Objective: Review the material and extract every line in which the word "BCHEUR" occurs.

Rows:

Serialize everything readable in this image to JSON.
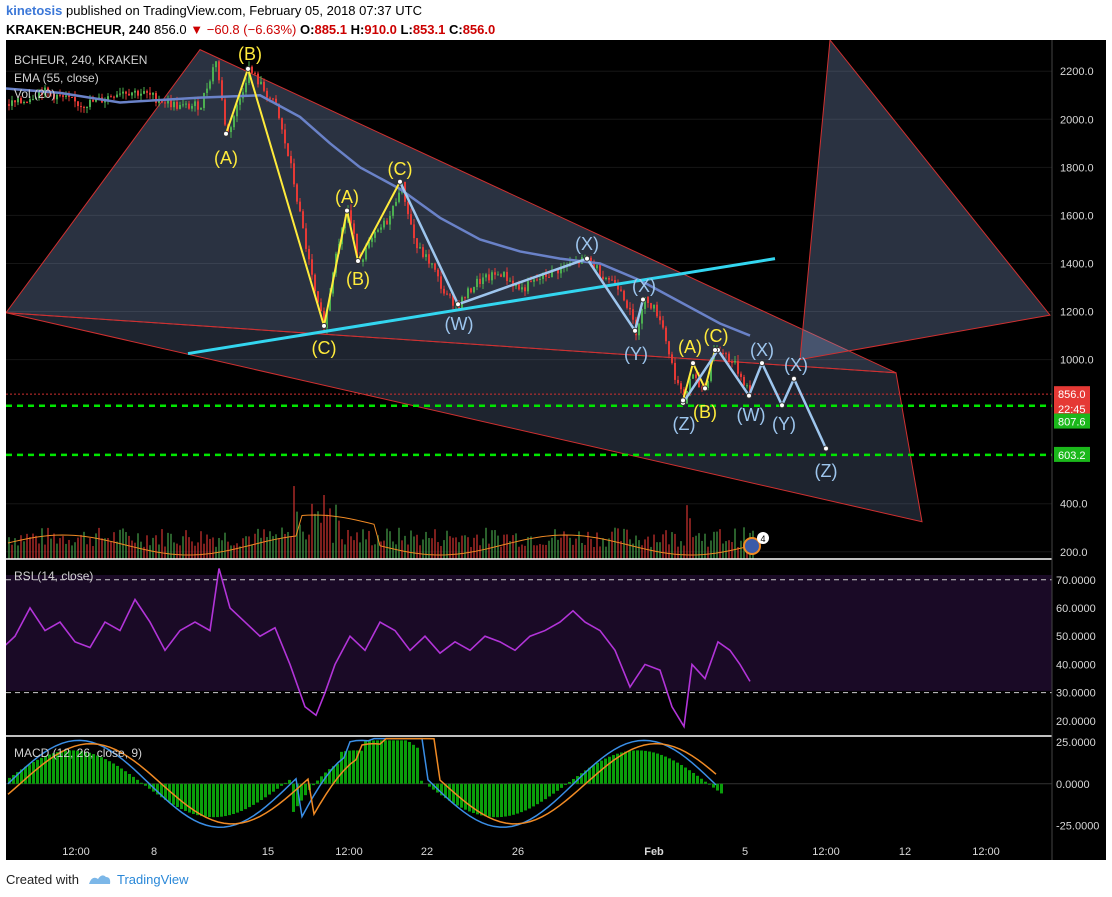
{
  "header": {
    "author": "kinetosis",
    "published": "published on TradingView.com, February 05, 2018 07:37 UTC",
    "symbol": "KRAKEN:BCHEUR, 240",
    "last": "856.0",
    "change": "−60.8 (−6.63%)",
    "o_label": "O:",
    "o": "885.1",
    "h_label": "H:",
    "h": "910.0",
    "l_label": "L:",
    "l": "853.1",
    "c_label": "C:",
    "c": "856.0"
  },
  "legend": {
    "ticker": "BCHEUR, 240, KRAKEN",
    "ema": "EMA (55, close)",
    "vol": "Vol (20)",
    "rsi": "RSI (14, close)",
    "macd": "MACD (12, 26, close, 9)"
  },
  "price_axis": {
    "ticks": [
      "2200.0",
      "2000.0",
      "1800.0",
      "1600.0",
      "1400.0",
      "1200.0",
      "1000.0",
      "400.0",
      "200.0"
    ],
    "tick_values": [
      2200,
      2000,
      1800,
      1600,
      1400,
      1200,
      1000,
      400,
      200
    ],
    "last_price": "856.0",
    "countdown": "22:45",
    "level_upper": "807.6",
    "level_lower": "603.2"
  },
  "rsi_axis": {
    "ticks": [
      "70.0000",
      "60.0000",
      "50.0000",
      "40.0000",
      "30.0000",
      "20.0000"
    ]
  },
  "macd_axis": {
    "ticks": [
      "25.0000",
      "0.0000",
      "-25.0000"
    ]
  },
  "time_axis": [
    "12:00",
    "8",
    "15",
    "12:00",
    "22",
    "26",
    "Feb",
    "5",
    "12:00",
    "12",
    "12:00"
  ],
  "wave_labels": {
    "yellow": [
      "(B)",
      "(A)",
      "(A)",
      "(C)",
      "(B)",
      "(C)",
      "(A)",
      "(C)",
      "(B)"
    ],
    "blue": [
      "(X)",
      "(X)",
      "(W)",
      "(Y)",
      "(Z)",
      "(W)",
      "(X)",
      "(X)",
      "(Y)",
      "(Z)"
    ]
  },
  "badge": "4",
  "footer": {
    "created": "Created with",
    "brand": "TradingView"
  },
  "colors": {
    "background": "#000000",
    "bull": "#4caf50",
    "bear": "#e53935",
    "ema": "#6a82c8",
    "trendline": "#33d6f0",
    "level": "#00e600",
    "wave_yellow": "#ffeb3b",
    "wave_blue": "#9ec6ee",
    "rsi": "#b234d8",
    "macd": "#3a8ee6",
    "signal": "#f08a24",
    "hist": "#0a9e0a"
  },
  "chart_data": {
    "type": "candlestick",
    "title": "BCHEUR, 240, KRAKEN",
    "price_ylim": [
      170,
      2330
    ],
    "close_path": [
      [
        0,
        2060
      ],
      [
        20,
        2070
      ],
      [
        40,
        2120
      ],
      [
        60,
        2090
      ],
      [
        80,
        2060
      ],
      [
        100,
        2080
      ],
      [
        120,
        2120
      ],
      [
        140,
        2110
      ],
      [
        160,
        2080
      ],
      [
        180,
        2050
      ],
      [
        200,
        2060
      ],
      [
        215,
        2250
      ],
      [
        226,
        1930
      ],
      [
        240,
        2100
      ],
      [
        248,
        2210
      ],
      [
        260,
        2140
      ],
      [
        275,
        2050
      ],
      [
        290,
        1800
      ],
      [
        305,
        1470
      ],
      [
        316,
        1230
      ],
      [
        324,
        1140
      ],
      [
        335,
        1460
      ],
      [
        347,
        1620
      ],
      [
        358,
        1410
      ],
      [
        375,
        1520
      ],
      [
        390,
        1600
      ],
      [
        400,
        1740
      ],
      [
        415,
        1470
      ],
      [
        430,
        1400
      ],
      [
        445,
        1260
      ],
      [
        458,
        1230
      ],
      [
        475,
        1320
      ],
      [
        500,
        1360
      ],
      [
        520,
        1290
      ],
      [
        540,
        1340
      ],
      [
        560,
        1380
      ],
      [
        587,
        1420
      ],
      [
        600,
        1360
      ],
      [
        620,
        1300
      ],
      [
        635,
        1120
      ],
      [
        645,
        1260
      ],
      [
        660,
        1170
      ],
      [
        672,
        960
      ],
      [
        683,
        820
      ],
      [
        690,
        940
      ],
      [
        697,
        890
      ],
      [
        705,
        880
      ],
      [
        712,
        1050
      ],
      [
        725,
        1020
      ],
      [
        735,
        970
      ],
      [
        750,
        856
      ]
    ],
    "ema55_path": [
      [
        0,
        2130
      ],
      [
        60,
        2110
      ],
      [
        120,
        2070
      ],
      [
        200,
        2090
      ],
      [
        260,
        2100
      ],
      [
        300,
        2010
      ],
      [
        330,
        1900
      ],
      [
        360,
        1800
      ],
      [
        400,
        1710
      ],
      [
        440,
        1590
      ],
      [
        480,
        1500
      ],
      [
        520,
        1450
      ],
      [
        560,
        1420
      ],
      [
        600,
        1400
      ],
      [
        640,
        1330
      ],
      [
        680,
        1240
      ],
      [
        720,
        1150
      ],
      [
        750,
        1100
      ]
    ],
    "levels": [
      807.6,
      603.2
    ],
    "trendline": [
      [
        188,
        1025
      ],
      [
        775,
        1420
      ]
    ],
    "yellow_wave": [
      [
        226,
        1940
      ],
      [
        248,
        2210
      ],
      [
        324,
        1140
      ],
      [
        347,
        1620
      ],
      [
        358,
        1410
      ],
      [
        400,
        1740
      ],
      [
        683,
        830
      ],
      [
        693,
        985
      ],
      [
        705,
        880
      ],
      [
        715,
        1040
      ]
    ],
    "blue_wave": [
      [
        400,
        1740
      ],
      [
        458,
        1230
      ],
      [
        587,
        1420
      ],
      [
        635,
        1120
      ],
      [
        643,
        1250
      ],
      [
        683,
        820
      ],
      [
        718,
        1040
      ],
      [
        749,
        850
      ],
      [
        762,
        985
      ],
      [
        782,
        810
      ],
      [
        794,
        920
      ],
      [
        826,
        630
      ]
    ],
    "triangles": [
      [
        [
          200,
          2290
        ],
        [
          896,
          945
        ],
        [
          6,
          1195
        ]
      ],
      [
        [
          6,
          1195
        ],
        [
          922,
          325
        ],
        [
          896,
          945
        ]
      ],
      [
        [
          830,
          2330
        ],
        [
          1050,
          1185
        ],
        [
          800,
          1000
        ]
      ]
    ],
    "rsi_path": [
      [
        0,
        45
      ],
      [
        15,
        50
      ],
      [
        30,
        60
      ],
      [
        45,
        52
      ],
      [
        60,
        55
      ],
      [
        75,
        48
      ],
      [
        90,
        46
      ],
      [
        105,
        55
      ],
      [
        120,
        52
      ],
      [
        135,
        63
      ],
      [
        150,
        55
      ],
      [
        165,
        45
      ],
      [
        180,
        52
      ],
      [
        195,
        55
      ],
      [
        210,
        52
      ],
      [
        219,
        74
      ],
      [
        230,
        60
      ],
      [
        245,
        55
      ],
      [
        260,
        50
      ],
      [
        275,
        53
      ],
      [
        290,
        40
      ],
      [
        305,
        25
      ],
      [
        316,
        22
      ],
      [
        325,
        30
      ],
      [
        335,
        40
      ],
      [
        350,
        50
      ],
      [
        365,
        45
      ],
      [
        380,
        55
      ],
      [
        395,
        52
      ],
      [
        410,
        45
      ],
      [
        425,
        50
      ],
      [
        440,
        44
      ],
      [
        455,
        48
      ],
      [
        470,
        45
      ],
      [
        485,
        50
      ],
      [
        500,
        48
      ],
      [
        515,
        45
      ],
      [
        530,
        50
      ],
      [
        545,
        52
      ],
      [
        560,
        55
      ],
      [
        573,
        59
      ],
      [
        585,
        55
      ],
      [
        600,
        52
      ],
      [
        615,
        45
      ],
      [
        630,
        32
      ],
      [
        645,
        40
      ],
      [
        660,
        38
      ],
      [
        672,
        25
      ],
      [
        684,
        18
      ],
      [
        692,
        40
      ],
      [
        705,
        35
      ],
      [
        718,
        48
      ],
      [
        730,
        45
      ],
      [
        740,
        40
      ],
      [
        750,
        34
      ]
    ],
    "rsi_ylim": [
      15,
      77
    ],
    "macd_ylim": [
      -45,
      28
    ],
    "time_ticks_labels": [
      "12:00",
      "8",
      "15",
      "12:00",
      "22",
      "26",
      "Feb",
      "5",
      "12:00",
      "12",
      "12:00"
    ]
  }
}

Completed task:
    "symbol": "KRAKEN:BCHEUR, 240",
    "ticker": "BCHEUR, 240, KRAKEN",
    "title": "BCHEUR, 240, KRAKEN",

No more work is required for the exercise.